*EXTRAIT DU DOCUMENT*.
A l’ouverture des opérations de vote, les votants venaient à compte-goutte. Même les musulmans qui après leur première prière de la journée, arrivaient toujours les premiers lors des élections antérieures n’étaient pas là pour une seule raison : la veille, 22 jeunes gens soupçonnés d’appartenir au mouvement Palipehutu-Fnl avaient été interpellés non loin du chef lieu de la province Ngozi. Une rumeur faisant état d’une attaque par des éléments de ce mouvement le jour des élections circulait dans la ville de Ngozi.
Après ce centre de vote du quartier Cibitoke, il se rend à d’autres bureaux de vote des communes de Ngozi, Mwumba et Busiga. Mais entre temps, il recueille des informations sur la situation des autres communes. A certains endroits, il apprend que quelques matériels électoraux manquaient. Il ne se faisait pas de souci car les agents de l’ONUB et de la CEPI étaient là pour régler le problème.
Au courant de la journée, il remarque quelques irrégularités à Marangara, Ruhororo, à Kanyami I en commune Ngozi, et en commune Mwumba sur la colline Kabasazi où un président d’un bureau de vote, certains mandataires des partis politiques et de simples électeurs cherchaient à influencer le vote. Ils sont vite dénoncés et punis.
Une autre irrégularité qu’il relève concerne les éleves en vacances dans la commune Mwumba qui se voyaient refuser le droit de voter parce qu’ils s’étaient faits inscrire ailleurs.

*DONNÉES FOURNIES*.
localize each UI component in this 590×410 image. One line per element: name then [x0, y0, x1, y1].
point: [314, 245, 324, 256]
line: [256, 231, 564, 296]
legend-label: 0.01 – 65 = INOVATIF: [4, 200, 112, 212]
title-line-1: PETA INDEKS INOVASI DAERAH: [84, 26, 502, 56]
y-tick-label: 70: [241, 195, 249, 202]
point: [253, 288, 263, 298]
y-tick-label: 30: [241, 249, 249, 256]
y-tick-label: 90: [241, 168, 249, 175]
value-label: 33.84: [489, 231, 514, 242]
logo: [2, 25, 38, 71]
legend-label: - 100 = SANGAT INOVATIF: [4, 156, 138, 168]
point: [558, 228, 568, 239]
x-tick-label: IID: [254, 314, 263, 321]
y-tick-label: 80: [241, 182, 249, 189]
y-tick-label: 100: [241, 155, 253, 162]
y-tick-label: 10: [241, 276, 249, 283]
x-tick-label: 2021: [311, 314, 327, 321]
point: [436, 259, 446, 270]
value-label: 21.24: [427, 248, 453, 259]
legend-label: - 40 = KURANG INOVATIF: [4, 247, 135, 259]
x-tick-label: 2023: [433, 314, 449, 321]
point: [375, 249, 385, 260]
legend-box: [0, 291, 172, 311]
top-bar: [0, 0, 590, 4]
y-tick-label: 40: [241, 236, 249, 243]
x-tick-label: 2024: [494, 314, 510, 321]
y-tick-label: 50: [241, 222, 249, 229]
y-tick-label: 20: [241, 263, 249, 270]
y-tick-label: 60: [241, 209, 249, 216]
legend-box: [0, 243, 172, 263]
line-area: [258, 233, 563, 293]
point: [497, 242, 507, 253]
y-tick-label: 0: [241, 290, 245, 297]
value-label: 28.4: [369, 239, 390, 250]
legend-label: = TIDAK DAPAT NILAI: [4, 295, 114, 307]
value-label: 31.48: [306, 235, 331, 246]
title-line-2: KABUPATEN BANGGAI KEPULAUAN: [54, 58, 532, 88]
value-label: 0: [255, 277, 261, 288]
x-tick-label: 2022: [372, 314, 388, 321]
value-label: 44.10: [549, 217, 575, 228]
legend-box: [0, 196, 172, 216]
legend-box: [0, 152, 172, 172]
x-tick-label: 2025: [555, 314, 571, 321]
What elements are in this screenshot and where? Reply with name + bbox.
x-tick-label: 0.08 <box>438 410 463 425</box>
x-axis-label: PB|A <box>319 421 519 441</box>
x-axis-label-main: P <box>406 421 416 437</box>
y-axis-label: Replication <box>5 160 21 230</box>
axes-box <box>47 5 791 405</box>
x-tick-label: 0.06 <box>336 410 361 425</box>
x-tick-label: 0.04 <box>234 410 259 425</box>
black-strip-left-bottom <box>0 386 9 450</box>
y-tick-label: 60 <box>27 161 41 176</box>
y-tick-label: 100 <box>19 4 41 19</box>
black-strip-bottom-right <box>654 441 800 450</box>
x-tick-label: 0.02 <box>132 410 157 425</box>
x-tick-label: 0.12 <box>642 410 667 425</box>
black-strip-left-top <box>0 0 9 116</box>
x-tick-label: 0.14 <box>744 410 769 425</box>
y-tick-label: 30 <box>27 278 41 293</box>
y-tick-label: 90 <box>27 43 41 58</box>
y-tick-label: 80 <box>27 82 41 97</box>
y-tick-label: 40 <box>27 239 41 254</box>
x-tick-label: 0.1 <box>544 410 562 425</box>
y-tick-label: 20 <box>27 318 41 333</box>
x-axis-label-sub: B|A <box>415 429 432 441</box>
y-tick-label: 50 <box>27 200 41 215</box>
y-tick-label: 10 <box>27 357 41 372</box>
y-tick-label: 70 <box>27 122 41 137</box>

*TÂCHE A*.
Imprimez, dans l'extrait sur le vote à Ngozi, tout ce qui va de « Au courant de » jusqu'à « dénoncés et punis. ».
*TÂCHE B*.
Écrivez la suite de l'extrait sur le vote à Ngozi, à partir de sa dernière phrase.

*ZONE DE RÉPONSE A*.
Au courant de la journée, il remarque quelques irrégularités à Marangara, Ruhororo, à Kanyami I en commune Ngozi, et en commune Mwumba sur la colline Kabasazi où un président d’un bureau de vote, certains mandataires des partis politiques et de simples électeurs cherchaient à influencer le vote. Ils sont vite dénoncés et punis.

*ZONE DE RÉPONSE B*.
Il est 16h, il passe dans quelques bureaux de vote pour voir si les président des bureaux de vote respectent la consigne de ne pas accueillir les retardataires. Il remarque qu’il n’en y a pas. L’heure est pour autre chose. Les assesseurs, les présidents des bureaux de vote et quelques problèmes choisis parmi les derniers électeurs sont en train de compter les voix sous l’œil vigilant des mandataires politiques et des observateurs internationaux et de la société civile.
Ce n’est pas fini. Le soir vers 18h après avoir assisté au dépouillement des résultats sur certains bureaux de vote et constaté comment les mandataires politiques rentrent avec l’assurance que les voix obtenues par leurs partis n’ont pas été volées, M Mbazumutima se dit qu’il ne s’est pas fatigué pour rien et que ses efforts viennent d’être récompensés.
En faisant un commentaire sur l’affluence des électeurs au vote, je dirais que d’une manière générale, la population n’était pas aussi enthousiaste qu’aux communales dans la mesure où elle avait été déçue par les députés élus en 1993 qui n’avaient pas servi ses intérêts, et qu’il y avait risque que le même scénario se répète avec les nouveaux représentants du peuple. Cependant, la population qui s’est présentée était suffisamment représentative.